[start of EXCERPTED DATA]
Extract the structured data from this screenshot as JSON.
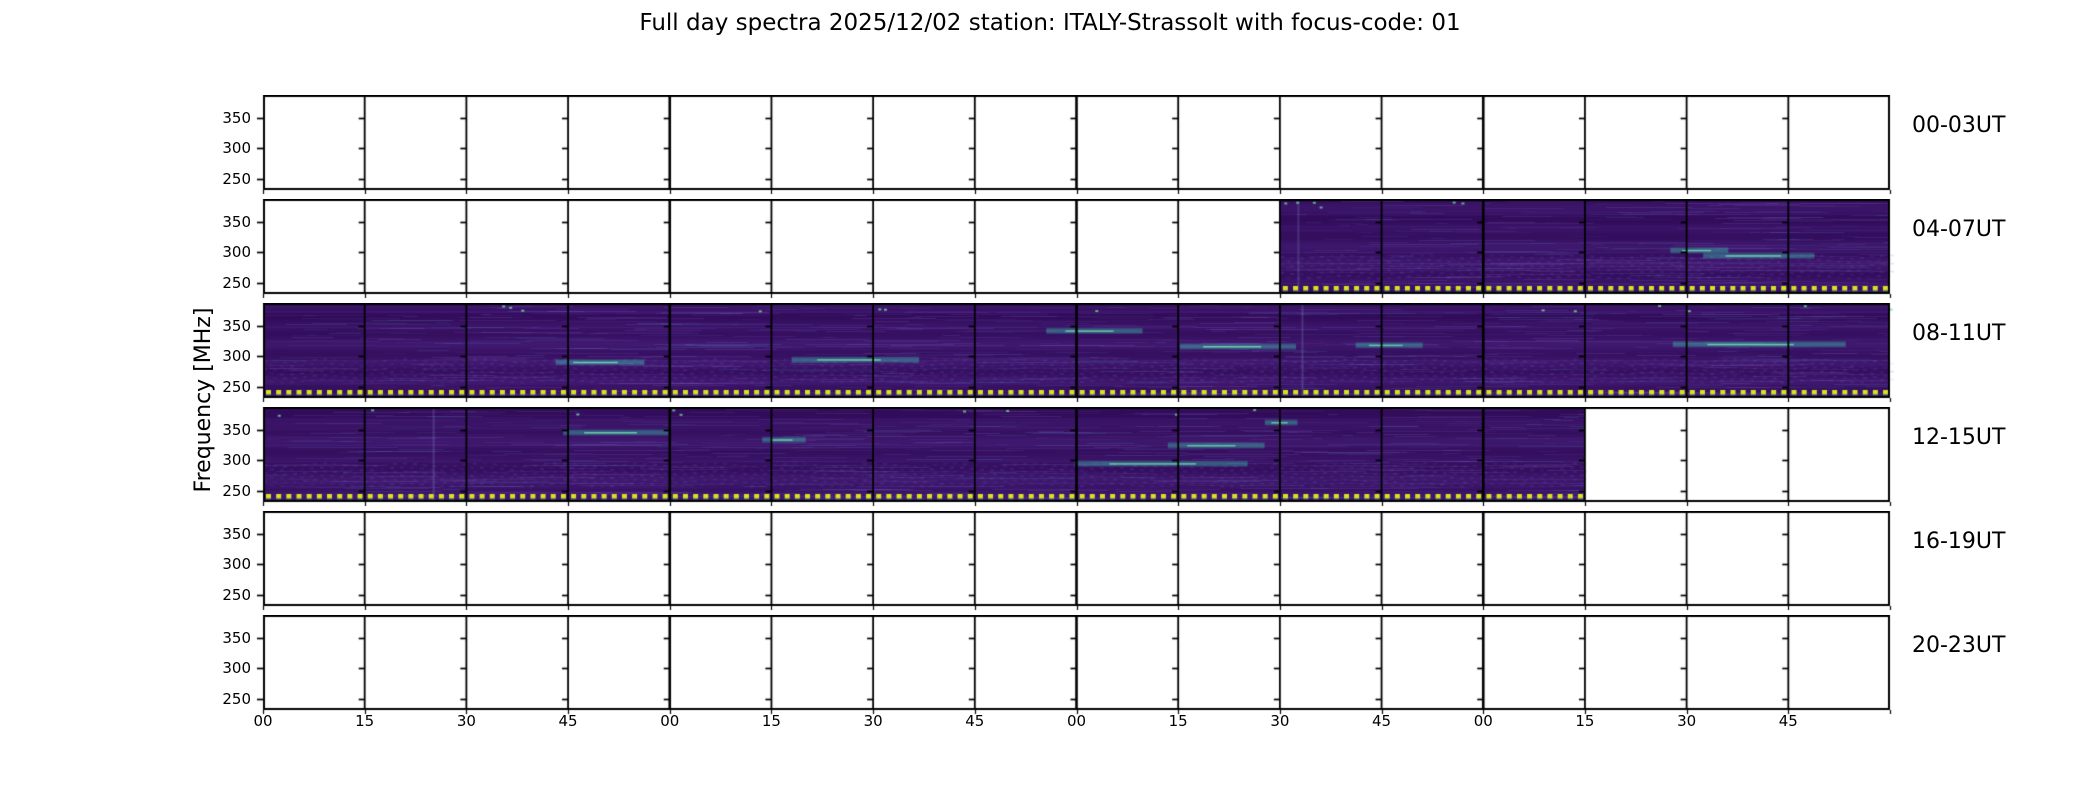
{
  "chart_data": {
    "type": "heatmap",
    "title": "Full day spectra 2025/12/02 station: ITALY-Strassolt with focus-code: 01",
    "ylabel": "Frequency [MHz]",
    "y_axis": {
      "tick_labels_top_to_bottom": [
        "350",
        "300",
        "250"
      ],
      "tick_values": [
        250,
        300,
        350
      ],
      "approx_range_mhz": [
        232,
        392
      ]
    },
    "x_axis": {
      "tick_labels": [
        "00",
        "15",
        "30",
        "45",
        "00",
        "15",
        "30",
        "45",
        "00",
        "15",
        "30",
        "45",
        "00",
        "15",
        "30",
        "45"
      ],
      "cells_per_row": 16,
      "minutes_per_cell": 15,
      "hours_per_row": 4
    },
    "rows": [
      {
        "label": "00-03UT",
        "has_data": false,
        "data_cells": [
          0,
          0
        ],
        "data_ut": ""
      },
      {
        "label": "04-07UT",
        "has_data": true,
        "data_cells": [
          10,
          16
        ],
        "data_ut": "06:30-08:00"
      },
      {
        "label": "08-11UT",
        "has_data": true,
        "data_cells": [
          0,
          16
        ],
        "data_ut": "08:00-12:00"
      },
      {
        "label": "12-15UT",
        "has_data": true,
        "data_cells": [
          0,
          13
        ],
        "data_ut": "12:00-15:15"
      },
      {
        "label": "16-19UT",
        "has_data": false,
        "data_cells": [
          0,
          0
        ],
        "data_ut": ""
      },
      {
        "label": "20-23UT",
        "has_data": false,
        "data_cells": [
          0,
          0
        ],
        "data_ut": ""
      }
    ],
    "legend": "none",
    "grid": "15-min cell borders with frequency tick dashes"
  },
  "colors": {
    "background": "#ffffff",
    "frame": "#000000",
    "spectro_dark": "#320a5a",
    "spectro_base": "#48167e",
    "spectro_light": "#7d55c8",
    "spectro_blue": "#5080c8",
    "spectro_teal": "#3ec8b2",
    "spectro_bright": "#78ebb4",
    "marker_dot": "#d7e221",
    "marker_dot_edge": "#3ca878"
  }
}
[end of EXCERPTED DATA]
EXERCISE REQUIREMENTS
Skip every picture and transcribe the data above exactly.

REPLY
Extract the structured data from this screenshot as JSON.
{
  "chart_data": {
    "type": "heatmap",
    "title": "Full day spectra 2025/12/02 station: ITALY-Strassolt with focus-code: 01",
    "ylabel": "Frequency [MHz]",
    "y_axis": {
      "tick_labels_top_to_bottom": [
        "350",
        "300",
        "250"
      ],
      "tick_values": [
        250,
        300,
        350
      ],
      "approx_range_mhz": [
        232,
        392
      ]
    },
    "x_axis": {
      "tick_labels": [
        "00",
        "15",
        "30",
        "45",
        "00",
        "15",
        "30",
        "45",
        "00",
        "15",
        "30",
        "45",
        "00",
        "15",
        "30",
        "45"
      ],
      "cells_per_row": 16,
      "minutes_per_cell": 15,
      "hours_per_row": 4
    },
    "rows": [
      {
        "label": "00-03UT",
        "has_data": false,
        "data_cells": [
          0,
          0
        ],
        "data_ut": ""
      },
      {
        "label": "04-07UT",
        "has_data": true,
        "data_cells": [
          10,
          16
        ],
        "data_ut": "06:30-08:00"
      },
      {
        "label": "08-11UT",
        "has_data": true,
        "data_cells": [
          0,
          16
        ],
        "data_ut": "08:00-12:00"
      },
      {
        "label": "12-15UT",
        "has_data": true,
        "data_cells": [
          0,
          13
        ],
        "data_ut": "12:00-15:15"
      },
      {
        "label": "16-19UT",
        "has_data": false,
        "data_cells": [
          0,
          0
        ],
        "data_ut": ""
      },
      {
        "label": "20-23UT",
        "has_data": false,
        "data_cells": [
          0,
          0
        ],
        "data_ut": ""
      }
    ],
    "legend": "none",
    "grid": "15-min cell borders with frequency tick dashes"
  },
  "colors": {
    "background": "#ffffff",
    "frame": "#000000",
    "spectro_dark": "#320a5a",
    "spectro_base": "#48167e",
    "spectro_light": "#7d55c8",
    "spectro_blue": "#5080c8",
    "spectro_teal": "#3ec8b2",
    "spectro_bright": "#78ebb4",
    "marker_dot": "#d7e221",
    "marker_dot_edge": "#3ca878"
  }
}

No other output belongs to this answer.